[Work instructions]: Only an exact, complete copy of the listing will serve as the answer.

────

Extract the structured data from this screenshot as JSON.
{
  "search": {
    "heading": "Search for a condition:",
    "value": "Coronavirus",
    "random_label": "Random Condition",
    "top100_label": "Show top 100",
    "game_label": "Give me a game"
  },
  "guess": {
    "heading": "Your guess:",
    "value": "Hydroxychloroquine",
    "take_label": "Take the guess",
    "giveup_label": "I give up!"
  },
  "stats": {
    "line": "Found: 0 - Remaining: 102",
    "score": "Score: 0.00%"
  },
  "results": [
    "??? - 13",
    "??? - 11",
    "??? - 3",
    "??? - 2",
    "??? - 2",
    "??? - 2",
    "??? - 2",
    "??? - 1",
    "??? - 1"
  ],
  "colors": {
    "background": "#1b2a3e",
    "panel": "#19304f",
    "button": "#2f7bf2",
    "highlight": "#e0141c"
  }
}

────

[Written answer]:
Extract the structured data from this screenshot as JSON.
{
  "search": {
    "heading": "Search for a condition:",
    "value": "Coronavirus",
    "random_label": "Random Condition",
    "top100_label": "Show top 100",
    "game_label": "Give me a game"
  },
  "guess": {
    "heading": "Your guess:",
    "value": "Hydroxychloroquine",
    "take_label": "Take the guess",
    "giveup_label": "I give up!"
  },
  "stats": {
    "line": "Found: 0 - Remaining: 102",
    "score": "Score: 0.00%"
  },
  "results": [
    "??? - 13",
    "??? - 11",
    "??? - 3",
    "??? - 2",
    "??? - 2",
    "??? - 2",
    "??? - 2",
    "??? - 1",
    "??? - 1"
  ],
  "colors": {
    "background": "#1b2a3e",
    "panel": "#19304f",
    "button": "#2f7bf2",
    "highlight": "#e0141c"
  }
}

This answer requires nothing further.